| PROBLEM TO SOLVE |
Tell how many lines in the data below include the word "name". The answer is the number only.
....................
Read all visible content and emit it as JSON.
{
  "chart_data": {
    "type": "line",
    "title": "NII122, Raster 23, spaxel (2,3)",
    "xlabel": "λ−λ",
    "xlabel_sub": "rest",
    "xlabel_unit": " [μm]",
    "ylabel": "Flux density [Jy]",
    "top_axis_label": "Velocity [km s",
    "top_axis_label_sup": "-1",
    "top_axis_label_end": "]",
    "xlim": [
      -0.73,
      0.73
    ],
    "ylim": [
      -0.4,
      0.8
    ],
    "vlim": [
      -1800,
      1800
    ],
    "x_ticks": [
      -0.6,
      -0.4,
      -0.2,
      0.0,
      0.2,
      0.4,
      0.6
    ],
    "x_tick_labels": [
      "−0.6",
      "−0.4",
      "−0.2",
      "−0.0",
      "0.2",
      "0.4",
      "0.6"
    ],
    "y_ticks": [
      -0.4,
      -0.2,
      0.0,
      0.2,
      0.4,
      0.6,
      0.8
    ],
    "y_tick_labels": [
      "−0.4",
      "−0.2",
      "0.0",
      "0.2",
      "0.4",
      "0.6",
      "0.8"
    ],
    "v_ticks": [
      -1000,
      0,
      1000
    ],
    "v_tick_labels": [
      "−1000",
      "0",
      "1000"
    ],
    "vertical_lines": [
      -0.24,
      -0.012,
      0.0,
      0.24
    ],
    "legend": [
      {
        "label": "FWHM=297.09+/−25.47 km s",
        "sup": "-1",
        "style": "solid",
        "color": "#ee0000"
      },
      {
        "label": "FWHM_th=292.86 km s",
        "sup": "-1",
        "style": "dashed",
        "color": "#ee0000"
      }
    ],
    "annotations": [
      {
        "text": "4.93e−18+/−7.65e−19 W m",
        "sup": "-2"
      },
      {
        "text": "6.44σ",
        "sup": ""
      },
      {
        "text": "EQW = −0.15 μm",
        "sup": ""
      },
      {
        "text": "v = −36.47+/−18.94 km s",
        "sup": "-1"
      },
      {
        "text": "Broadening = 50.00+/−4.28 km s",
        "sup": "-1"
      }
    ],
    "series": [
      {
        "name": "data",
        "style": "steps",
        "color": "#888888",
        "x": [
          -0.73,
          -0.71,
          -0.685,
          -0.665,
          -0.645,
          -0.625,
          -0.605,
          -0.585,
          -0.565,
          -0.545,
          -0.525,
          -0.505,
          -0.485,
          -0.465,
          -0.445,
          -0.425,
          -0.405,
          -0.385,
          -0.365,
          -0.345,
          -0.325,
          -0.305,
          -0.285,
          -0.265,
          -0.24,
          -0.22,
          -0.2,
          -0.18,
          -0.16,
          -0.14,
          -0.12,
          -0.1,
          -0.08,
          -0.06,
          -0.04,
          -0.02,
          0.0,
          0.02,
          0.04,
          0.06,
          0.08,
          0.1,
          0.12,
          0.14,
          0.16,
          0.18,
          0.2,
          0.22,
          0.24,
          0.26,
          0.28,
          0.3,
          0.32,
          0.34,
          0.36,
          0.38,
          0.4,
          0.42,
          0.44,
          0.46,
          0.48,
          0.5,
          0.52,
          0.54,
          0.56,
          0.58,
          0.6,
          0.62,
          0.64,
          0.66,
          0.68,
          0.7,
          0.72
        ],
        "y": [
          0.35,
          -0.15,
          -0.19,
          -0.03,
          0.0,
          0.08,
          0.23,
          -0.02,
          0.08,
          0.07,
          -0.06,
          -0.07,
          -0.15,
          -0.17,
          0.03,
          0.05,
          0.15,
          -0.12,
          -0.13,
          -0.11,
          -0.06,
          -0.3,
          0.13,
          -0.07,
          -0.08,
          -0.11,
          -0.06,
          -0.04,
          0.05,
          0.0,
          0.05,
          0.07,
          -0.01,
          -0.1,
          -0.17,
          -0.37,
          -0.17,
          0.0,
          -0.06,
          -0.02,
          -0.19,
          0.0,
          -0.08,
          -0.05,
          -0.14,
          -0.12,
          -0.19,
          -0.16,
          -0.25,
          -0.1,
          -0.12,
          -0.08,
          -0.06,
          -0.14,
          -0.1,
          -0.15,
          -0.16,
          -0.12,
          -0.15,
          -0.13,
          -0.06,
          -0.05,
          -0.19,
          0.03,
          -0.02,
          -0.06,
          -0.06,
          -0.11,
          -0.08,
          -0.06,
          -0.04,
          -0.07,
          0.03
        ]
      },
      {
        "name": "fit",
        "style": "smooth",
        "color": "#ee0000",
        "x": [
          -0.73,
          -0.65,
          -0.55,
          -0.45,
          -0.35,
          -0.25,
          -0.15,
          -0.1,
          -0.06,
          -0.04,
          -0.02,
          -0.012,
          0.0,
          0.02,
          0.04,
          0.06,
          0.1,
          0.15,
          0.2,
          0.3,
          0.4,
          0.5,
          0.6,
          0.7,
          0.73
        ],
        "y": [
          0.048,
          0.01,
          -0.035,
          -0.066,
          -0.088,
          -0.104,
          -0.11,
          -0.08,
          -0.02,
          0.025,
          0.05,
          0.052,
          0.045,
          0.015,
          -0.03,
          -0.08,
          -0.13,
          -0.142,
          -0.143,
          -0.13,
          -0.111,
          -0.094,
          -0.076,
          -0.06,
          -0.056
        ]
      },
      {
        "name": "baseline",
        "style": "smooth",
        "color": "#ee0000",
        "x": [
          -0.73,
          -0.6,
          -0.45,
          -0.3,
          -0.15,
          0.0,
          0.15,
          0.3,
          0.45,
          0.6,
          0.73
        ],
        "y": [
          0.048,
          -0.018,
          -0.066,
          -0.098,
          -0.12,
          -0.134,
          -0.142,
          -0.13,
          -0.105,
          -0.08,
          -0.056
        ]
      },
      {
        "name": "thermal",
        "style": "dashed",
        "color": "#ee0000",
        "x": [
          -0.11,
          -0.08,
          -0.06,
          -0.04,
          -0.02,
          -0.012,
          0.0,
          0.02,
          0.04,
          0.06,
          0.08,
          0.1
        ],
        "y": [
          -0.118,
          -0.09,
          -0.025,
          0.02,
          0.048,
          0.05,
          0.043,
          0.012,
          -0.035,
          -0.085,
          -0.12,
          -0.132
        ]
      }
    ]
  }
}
....................
| RESPONSE |
4